→ **TO DO**
Edit the entries below so that "plot-frame" is replaced by "chart-area", and keep everything else the same. Leave the pictures out of your answer.

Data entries
# # #
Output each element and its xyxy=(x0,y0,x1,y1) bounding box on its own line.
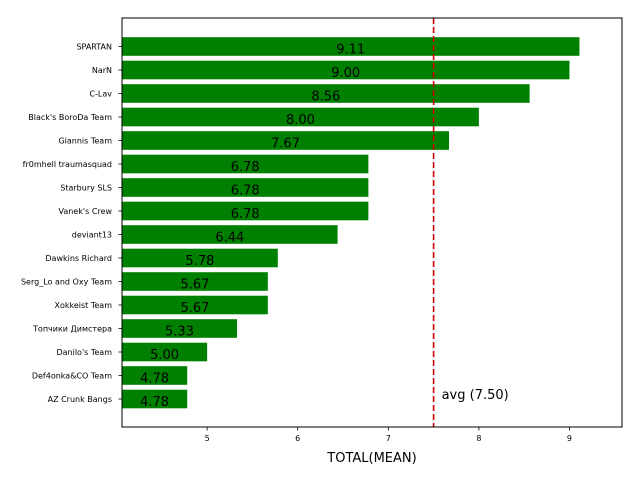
bar xyxy=(122,107,479,127)
x-ticks-group: 5 6 7 8 9 xyxy=(205,427,572,443)
bar-value-label: 9.00 xyxy=(331,66,360,81)
bar xyxy=(122,84,530,103)
bar xyxy=(122,201,369,221)
bar-value-label: 8.56 xyxy=(311,90,340,105)
plot-frame xyxy=(121,17,623,428)
bar-value-label: 8.00 xyxy=(286,113,315,128)
category-label: Def4onka&CO Team xyxy=(32,372,112,381)
bar-value-label: 5.67 xyxy=(180,301,209,316)
category-label: Vanek's Crew xyxy=(59,207,113,216)
category-label: Black's BoroDa Team xyxy=(28,113,112,122)
bar-value-label: 6.78 xyxy=(231,207,260,222)
bar-value-label: 5.67 xyxy=(180,278,209,293)
bar xyxy=(122,131,449,150)
x-tick-label: 8 xyxy=(476,434,481,443)
bar xyxy=(122,389,188,409)
bar-value-label: 4.78 xyxy=(140,372,169,387)
bar xyxy=(122,272,268,291)
x-tick-label: 7 xyxy=(386,434,391,443)
bar xyxy=(122,248,278,268)
bar-value-label: 9.11 xyxy=(336,43,365,58)
category-label: AZ Crunk Bangs xyxy=(48,395,112,404)
category-label: Starbury SLS xyxy=(60,184,112,193)
bar xyxy=(122,37,580,56)
bar-value-label: 5.33 xyxy=(165,325,194,340)
value-labels-group: 9.11 9.00 8.56 8.00 7.67 6.78 6.78 6.78 6.445.78… xyxy=(140,43,365,411)
category-labels-group: SPARTAN NarN C-Lav Black's BoroDa Team Giann… xyxy=(21,43,122,404)
category-label: C-Lav xyxy=(89,90,112,99)
x-tick-label: 6 xyxy=(295,434,300,443)
category-label: deviant13 xyxy=(72,231,112,240)
bar-value-label: 6.44 xyxy=(215,231,244,246)
bars-group xyxy=(122,37,580,409)
average-label: avg (7.50) xyxy=(442,388,509,403)
category-label: NarN xyxy=(92,66,112,75)
x-tick-label: 9 xyxy=(567,434,572,443)
category-label: fr0mhell traumasquad xyxy=(23,160,112,169)
bar xyxy=(122,366,188,385)
bar xyxy=(122,154,369,174)
x-axis-title: TOTAL(MEAN) xyxy=(326,451,416,466)
category-label: Топчики Димстера xyxy=(32,325,112,334)
bar xyxy=(122,225,338,244)
category-label: Xokkeist Team xyxy=(55,301,113,310)
x-tick-label: 5 xyxy=(205,434,210,443)
bar-value-label: 4.78 xyxy=(140,395,169,410)
bar-value-label: 6.78 xyxy=(231,184,260,199)
category-label: Serg_Lo and Oxy Team xyxy=(21,278,112,287)
category-label: Giannis Team xyxy=(58,137,112,146)
bar-value-label: 6.78 xyxy=(231,160,260,175)
category-label: SPARTAN xyxy=(76,43,112,52)
category-label: Dawkins Richard xyxy=(45,254,112,263)
bar-value-label: 5.00 xyxy=(150,348,179,363)
category-label: Danilo's Team xyxy=(56,348,112,357)
bar xyxy=(122,60,570,80)
bar xyxy=(122,295,268,315)
bar xyxy=(122,178,369,197)
bar-value-label: 7.67 xyxy=(271,137,300,152)
bar xyxy=(122,319,238,338)
bar xyxy=(122,342,208,362)
bar-value-label: 5.78 xyxy=(185,254,214,269)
# # #
→ **RESULT FOR THIS TASK**
Output each element and its xyxy=(x0,y0,x1,y1) bounding box on its own line.
bar xyxy=(122,107,479,127)
x-ticks-group: 5 6 7 8 9 xyxy=(205,427,572,443)
bar-value-label: 9.00 xyxy=(331,66,360,81)
bar xyxy=(122,84,530,103)
bar xyxy=(122,201,369,221)
bar-value-label: 8.56 xyxy=(311,90,340,105)
chart-area xyxy=(121,17,623,428)
bar-value-label: 8.00 xyxy=(286,113,315,128)
category-label: Def4onka&CO Team xyxy=(32,372,112,381)
bar-value-label: 5.67 xyxy=(180,301,209,316)
category-label: Vanek's Crew xyxy=(59,207,113,216)
category-label: Black's BoroDa Team xyxy=(28,113,112,122)
bar-value-label: 6.78 xyxy=(231,207,260,222)
bar-value-label: 5.67 xyxy=(180,278,209,293)
bar xyxy=(122,131,449,150)
x-tick-label: 8 xyxy=(476,434,481,443)
bar xyxy=(122,389,188,409)
bar-value-label: 4.78 xyxy=(140,372,169,387)
bar xyxy=(122,272,268,291)
x-tick-label: 7 xyxy=(386,434,391,443)
bar xyxy=(122,248,278,268)
bar-value-label: 9.11 xyxy=(336,43,365,58)
category-label: AZ Crunk Bangs xyxy=(48,395,112,404)
category-label: Starbury SLS xyxy=(60,184,112,193)
bar xyxy=(122,37,580,56)
bar-value-label: 5.33 xyxy=(165,325,194,340)
value-labels-group: 9.11 9.00 8.56 8.00 7.67 6.78 6.78 6.78 6.445.78… xyxy=(140,43,365,411)
category-labels-group: SPARTAN NarN C-Lav Black's BoroDa Team Giann… xyxy=(21,43,122,404)
category-label: C-Lav xyxy=(89,90,112,99)
x-tick-label: 6 xyxy=(295,434,300,443)
category-label: deviant13 xyxy=(72,231,112,240)
bar-value-label: 6.44 xyxy=(215,231,244,246)
bars-group xyxy=(122,37,580,409)
average-label: avg (7.50) xyxy=(442,388,509,403)
category-label: NarN xyxy=(92,66,112,75)
x-tick-label: 9 xyxy=(567,434,572,443)
category-label: fr0mhell traumasquad xyxy=(23,160,112,169)
bar xyxy=(122,366,188,385)
bar xyxy=(122,154,369,174)
x-axis-title: TOTAL(MEAN) xyxy=(326,451,416,466)
category-label: Топчики Димстера xyxy=(32,325,112,334)
bar xyxy=(122,225,338,244)
category-label: Xokkeist Team xyxy=(55,301,113,310)
x-tick-label: 5 xyxy=(205,434,210,443)
bar-value-label: 4.78 xyxy=(140,395,169,410)
bar-value-label: 6.78 xyxy=(231,184,260,199)
category-label: Serg_Lo and Oxy Team xyxy=(21,278,112,287)
category-label: Giannis Team xyxy=(58,137,112,146)
bar-value-label: 6.78 xyxy=(231,160,260,175)
category-label: SPARTAN xyxy=(76,43,112,52)
category-label: Dawkins Richard xyxy=(45,254,112,263)
bar-value-label: 5.00 xyxy=(150,348,179,363)
category-label: Danilo's Team xyxy=(56,348,112,357)
bar xyxy=(122,60,570,80)
bar xyxy=(122,295,268,315)
bar xyxy=(122,178,369,197)
bar-value-label: 7.67 xyxy=(271,137,300,152)
bar xyxy=(122,319,238,338)
bar xyxy=(122,342,208,362)
bar-value-label: 5.78 xyxy=(185,254,214,269)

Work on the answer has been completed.